## GIVEN REQUEST
Copy the entries below exactly. Images do not belong in the copy.

Saved data entries:
■ ■ ■ ■
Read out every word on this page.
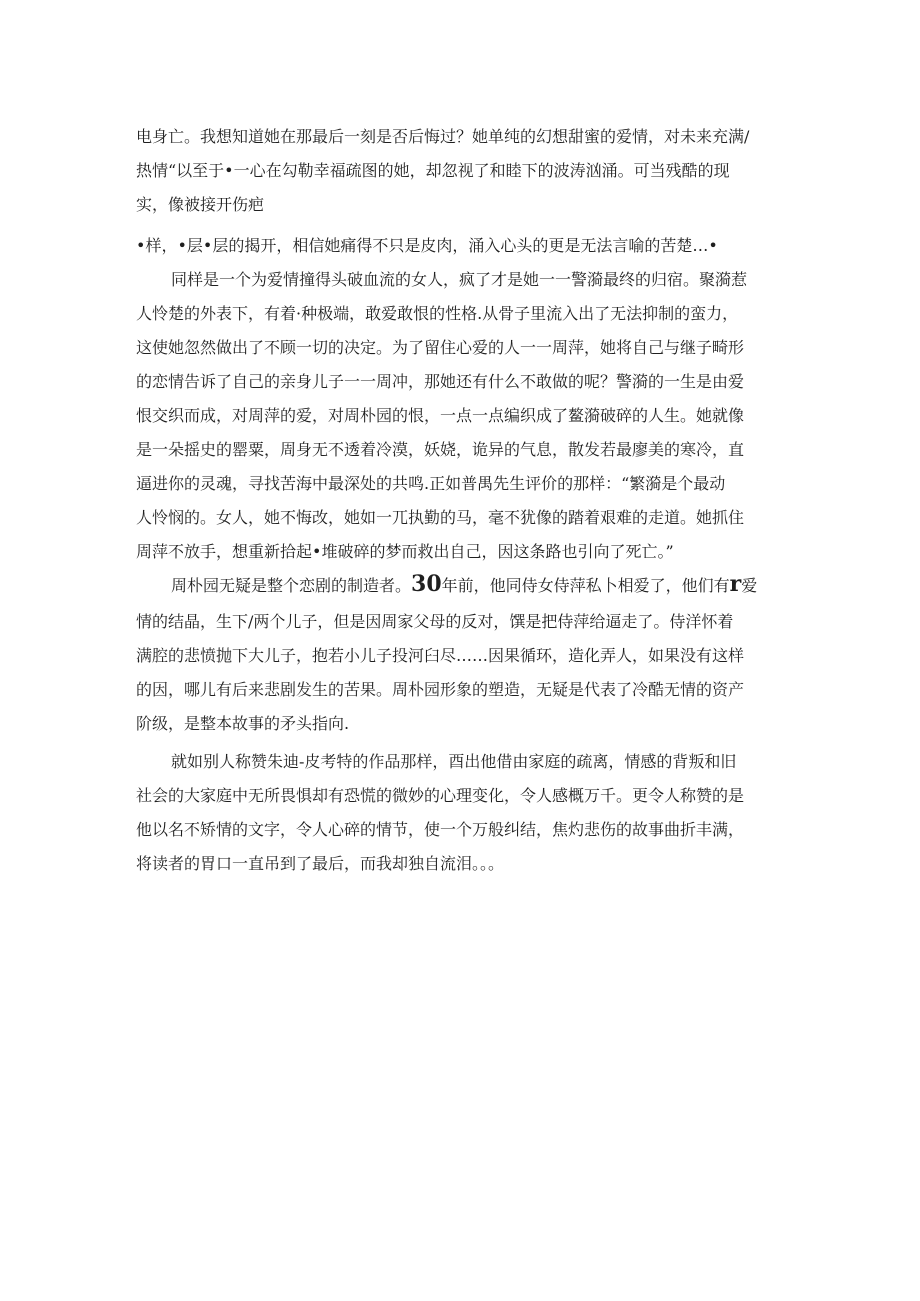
电身亡。我想知道她在那最后一刻是否后悔过？她单纯的幻想甜蜜的爱情，对未来充满/
热情“以至于•一心在勾勒幸福疏图的她，却忽视了和睦下的波涛汹涌。可当残酷的现
实，像被接开伤疤
•样，•层•层的揭开，相信她痛得不只是皮肉，涌入心头的更是无法言喻的苦楚…•
同样是一个为爱情撞得头破血流的女人，疯了才是她一一警漪最终的归宿。聚漪惹
人怜楚的外表下，有着·种极端，敢爱敢恨的性格.从骨子里流入出了无法抑制的蛮力，
这使她忽然做出了不顾一切的决定。为了留住心爱的人一一周萍，她将自己与继子畸形
的恋情告诉了自己的亲身儿子一一周冲，那她还有什么不敢做的呢？警漪的一生是由爱
恨交织而成，对周萍的爱，对周朴园的恨，一点一点编织成了鳌漪破碎的人生。她就像
是一朵摇史的罂粟，周身无不透着冷漠，妖娆，诡异的气息，散发若最廖美的寒冷，直
逼进你的灵魂，寻找苦海中最深处的共鸣.正如普禺先生评价的那样：“繁漪是个最动
人怜悯的。女人，她不悔改，她如一兀执勤的马，毫不犹像的踏着艰难的走道。她抓住
周萍不放手，想重新拾起•堆破碎的梦而救出自己，因这条路也引向了死亡。”
周朴园无疑是整个恋剧的制造者。30年前，他同侍女侍萍私卜相爱了，他们有r爱
情的结晶，生下/两个儿子，但是因周家父母的反对，馔是把侍萍给逼走了。侍洋怀着
满腔的悲愤抛下大儿子，抱若小儿子投河臼尽……因果循环，造化弄人，如果没有这样
的因，哪儿有后来悲剧发生的苦果。周朴园形象的塑造，无疑是代表了冷酷无情的资产
阶级，是整本故事的矛头指向.
就如别人称赞朱迪-皮考特的作品那样，酉出他借由家庭的疏离，情感的背叛和旧
社会的大家庭中无所畏惧却有恐慌的微妙的心理变化，令人感概万千。更令人称赞的是
他以名不矫情的文字，令人心碎的情节，使一个万般纠结，焦灼悲伤的故事曲折丰满，
将读者的胃口一直吊到了最后，而我却独自流泪。。。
■ ■ ■ ■
## FULL RESPONSE
Read out every word on this page.
电身亡。我想知道她在那最后一刻是否后悔过？她单纯的幻想甜蜜的爱情，对未来充满/
热情“以至于•一心在勾勒幸福疏图的她，却忽视了和睦下的波涛汹涌。可当残酷的现
实，像被接开伤疤
•样，•层•层的揭开，相信她痛得不只是皮肉，涌入心头的更是无法言喻的苦楚…•
同样是一个为爱情撞得头破血流的女人，疯了才是她一一警漪最终的归宿。聚漪惹
人怜楚的外表下，有着·种极端，敢爱敢恨的性格.从骨子里流入出了无法抑制的蛮力，
这使她忽然做出了不顾一切的决定。为了留住心爱的人一一周萍，她将自己与继子畸形
的恋情告诉了自己的亲身儿子一一周冲，那她还有什么不敢做的呢？警漪的一生是由爱
恨交织而成，对周萍的爱，对周朴园的恨，一点一点编织成了鳌漪破碎的人生。她就像
是一朵摇史的罂粟，周身无不透着冷漠，妖娆，诡异的气息，散发若最廖美的寒冷，直
逼进你的灵魂，寻找苦海中最深处的共鸣.正如普禺先生评价的那样：“繁漪是个最动
人怜悯的。女人，她不悔改，她如一兀执勤的马，毫不犹像的踏着艰难的走道。她抓住
周萍不放手，想重新拾起•堆破碎的梦而救出自己，因这条路也引向了死亡。”
周朴园无疑是整个恋剧的制造者。30年前，他同侍女侍萍私卜相爱了，他们有r爱
情的结晶，生下/两个儿子，但是因周家父母的反对，馔是把侍萍给逼走了。侍洋怀着
满腔的悲愤抛下大儿子，抱若小儿子投河臼尽……因果循环，造化弄人，如果没有这样
的因，哪儿有后来悲剧发生的苦果。周朴园形象的塑造，无疑是代表了冷酷无情的资产
阶级，是整本故事的矛头指向.
就如别人称赞朱迪-皮考特的作品那样，酉出他借由家庭的疏离，情感的背叛和旧
社会的大家庭中无所畏惧却有恐慌的微妙的心理变化，令人感概万千。更令人称赞的是
他以名不矫情的文字，令人心碎的情节，使一个万般纠结，焦灼悲伤的故事曲折丰满，
将读者的胃口一直吊到了最后，而我却独自流泪。。。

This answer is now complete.